» **DIRECTION**:
Update the records below, changing every "bar-value-label" to "data-label" and leaving all other text unchanged.
=====
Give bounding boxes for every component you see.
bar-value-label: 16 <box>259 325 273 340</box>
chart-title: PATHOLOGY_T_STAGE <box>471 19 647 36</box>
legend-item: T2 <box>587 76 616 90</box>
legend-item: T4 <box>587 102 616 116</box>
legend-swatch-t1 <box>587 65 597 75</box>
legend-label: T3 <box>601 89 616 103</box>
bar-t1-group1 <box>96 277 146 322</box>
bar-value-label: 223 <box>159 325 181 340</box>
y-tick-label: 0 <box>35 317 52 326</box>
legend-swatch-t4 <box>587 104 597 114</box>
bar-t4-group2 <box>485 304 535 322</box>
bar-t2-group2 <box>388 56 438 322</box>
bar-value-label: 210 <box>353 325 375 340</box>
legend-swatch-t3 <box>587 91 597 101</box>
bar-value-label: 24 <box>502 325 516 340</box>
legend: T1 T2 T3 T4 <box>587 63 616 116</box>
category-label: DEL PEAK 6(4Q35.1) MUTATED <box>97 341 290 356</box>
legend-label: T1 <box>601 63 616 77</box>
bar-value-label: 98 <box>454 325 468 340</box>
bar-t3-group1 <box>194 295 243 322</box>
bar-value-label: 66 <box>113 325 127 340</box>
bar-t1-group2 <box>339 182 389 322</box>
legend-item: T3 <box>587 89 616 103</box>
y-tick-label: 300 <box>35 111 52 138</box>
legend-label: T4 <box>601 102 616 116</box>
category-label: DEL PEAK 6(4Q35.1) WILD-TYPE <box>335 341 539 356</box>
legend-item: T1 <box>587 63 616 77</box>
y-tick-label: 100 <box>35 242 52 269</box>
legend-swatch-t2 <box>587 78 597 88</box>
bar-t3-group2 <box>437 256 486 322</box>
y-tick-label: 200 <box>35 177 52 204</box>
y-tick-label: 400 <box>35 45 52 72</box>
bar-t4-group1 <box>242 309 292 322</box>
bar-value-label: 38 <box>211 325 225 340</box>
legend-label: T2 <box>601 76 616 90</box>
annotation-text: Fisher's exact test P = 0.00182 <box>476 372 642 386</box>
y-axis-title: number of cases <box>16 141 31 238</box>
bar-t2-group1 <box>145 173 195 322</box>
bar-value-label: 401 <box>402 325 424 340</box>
=====
» **FULL RESPONSE**:
Give bounding boxes for every component you see.
data-label: 16 <box>259 325 273 340</box>
chart-title: PATHOLOGY_T_STAGE <box>471 19 647 36</box>
legend-item: T2 <box>587 76 616 90</box>
legend-item: T4 <box>587 102 616 116</box>
legend-swatch-t1 <box>587 65 597 75</box>
legend-label: T3 <box>601 89 616 103</box>
bar-t1-group1 <box>96 277 146 322</box>
data-label: 223 <box>159 325 181 340</box>
y-tick-label: 0 <box>35 317 52 326</box>
legend-swatch-t4 <box>587 104 597 114</box>
bar-t4-group2 <box>485 304 535 322</box>
bar-t2-group2 <box>388 56 438 322</box>
data-label: 210 <box>353 325 375 340</box>
legend-swatch-t3 <box>587 91 597 101</box>
data-label: 24 <box>502 325 516 340</box>
legend: T1 T2 T3 T4 <box>587 63 616 116</box>
category-label: DEL PEAK 6(4Q35.1) MUTATED <box>97 341 290 356</box>
legend-label: T1 <box>601 63 616 77</box>
data-label: 98 <box>454 325 468 340</box>
bar-t3-group1 <box>194 295 243 322</box>
data-label: 66 <box>113 325 127 340</box>
bar-t1-group2 <box>339 182 389 322</box>
legend-item: T3 <box>587 89 616 103</box>
y-tick-label: 300 <box>35 111 52 138</box>
legend-label: T4 <box>601 102 616 116</box>
category-label: DEL PEAK 6(4Q35.1) WILD-TYPE <box>335 341 539 356</box>
legend-item: T1 <box>587 63 616 77</box>
y-tick-label: 100 <box>35 242 52 269</box>
legend-swatch-t2 <box>587 78 597 88</box>
bar-t3-group2 <box>437 256 486 322</box>
y-tick-label: 200 <box>35 177 52 204</box>
y-tick-label: 400 <box>35 45 52 72</box>
bar-t4-group1 <box>242 309 292 322</box>
data-label: 38 <box>211 325 225 340</box>
legend-label: T2 <box>601 76 616 90</box>
annotation-text: Fisher's exact test P = 0.00182 <box>476 372 642 386</box>
y-axis-title: number of cases <box>16 141 31 238</box>
bar-t2-group1 <box>145 173 195 322</box>
data-label: 401 <box>402 325 424 340</box>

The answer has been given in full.